## Task objective
Filter the records below for the word "Allowable". Copy each line that holds it.

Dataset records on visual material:

::::::::

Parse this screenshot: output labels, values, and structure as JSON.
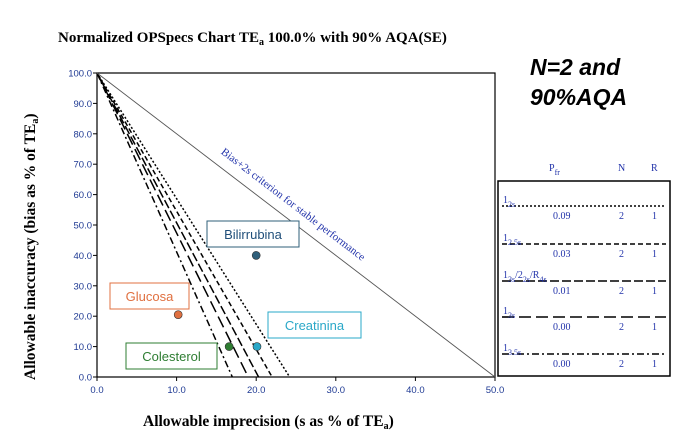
{
  "headline_line1": "N=2 and",
  "headline_line2": "90%AQA",
  "title_main": "Normalized OPSpecs Chart TE",
  "title_sub": "a",
  "title_rest": " 100.0% with 90% AQA(SE)",
  "xlabel_main": "Allowable imprecision (s as % of TE",
  "xlabel_sub": "a",
  "xlabel_end": ")",
  "ylabel_main": "Allowable inaccuracy (bias as % of TE",
  "ylabel_sub": "a",
  "ylabel_end": ")",
  "bias_line_label": "Bias+2s criterion for stable performance",
  "chart_data": {
    "type": "line",
    "xlim": [
      0,
      50
    ],
    "ylim": [
      0,
      100
    ],
    "x_ticks": [
      "0.0",
      "10.0",
      "20.0",
      "30.0",
      "40.0",
      "50.0"
    ],
    "y_ticks": [
      "0.0",
      "10.0",
      "20.0",
      "30.0",
      "40.0",
      "50.0",
      "60.0",
      "70.0",
      "80.0",
      "90.0",
      "100.0"
    ],
    "grid": false,
    "series": [
      {
        "name": "1_2s",
        "x_intercept": 24.2,
        "dash": "dotted"
      },
      {
        "name": "1_2.5s",
        "x_intercept": 22.0,
        "dash": "dashed"
      },
      {
        "name": "1_3s/2_2s/R_4s",
        "x_intercept": 20.3,
        "dash": "longdash"
      },
      {
        "name": "1_3s",
        "x_intercept": 19.0,
        "dash": "longdash-sparse"
      },
      {
        "name": "1_3.5s",
        "x_intercept": 17.0,
        "dash": "dashdot"
      },
      {
        "name": "Bias+2s",
        "x_intercept": 50.0,
        "dash": "solid"
      }
    ],
    "points": [
      {
        "label": "Bilirrubina",
        "x": 20.0,
        "y": 40.0,
        "color": "#2f5f7a",
        "label_color": "#1f4e79",
        "border": "#2f5f7a"
      },
      {
        "label": "Glucosa",
        "x": 10.2,
        "y": 20.5,
        "color": "#e07040",
        "label_color": "#e07040",
        "border": "#e07040"
      },
      {
        "label": "Creatinina",
        "x": 20.1,
        "y": 10.0,
        "color": "#2aa8c8",
        "label_color": "#2aa8c8",
        "border": "#2aa8c8"
      },
      {
        "label": "Colesterol",
        "x": 16.6,
        "y": 10.0,
        "color": "#2e7d32",
        "label_color": "#2e7d32",
        "border": "#2e7d32"
      }
    ],
    "legend": {
      "position": "right",
      "header": {
        "pfr": "P",
        "pfr_sub": "fr",
        "n": "N",
        "r": "R"
      },
      "rows": [
        {
          "rule_main": "1",
          "rule_sub": "2s",
          "pfr": "0.09",
          "n": "2",
          "r": "1"
        },
        {
          "rule_main": "1",
          "rule_sub": "2.5s",
          "pfr": "0.03",
          "n": "2",
          "r": "1"
        },
        {
          "rule_main": "1",
          "rule_sub": "3s",
          "rule_mid": "/2",
          "rule_sub2": "2s",
          "rule_mid2": "/R",
          "rule_sub3": "4s",
          "pfr": "0.01",
          "n": "2",
          "r": "1"
        },
        {
          "rule_main": "1",
          "rule_sub": "3s",
          "pfr": "0.00",
          "n": "2",
          "r": "1"
        },
        {
          "rule_main": "1",
          "rule_sub": "3.5s",
          "pfr": "0.00",
          "n": "2",
          "r": "1"
        }
      ]
    }
  }
}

::::::::

## Result
  "xlabel_main": "Allowable imprecision (s as % of TE",
  "ylabel_main": "Allowable inaccuracy (bias as % of TE",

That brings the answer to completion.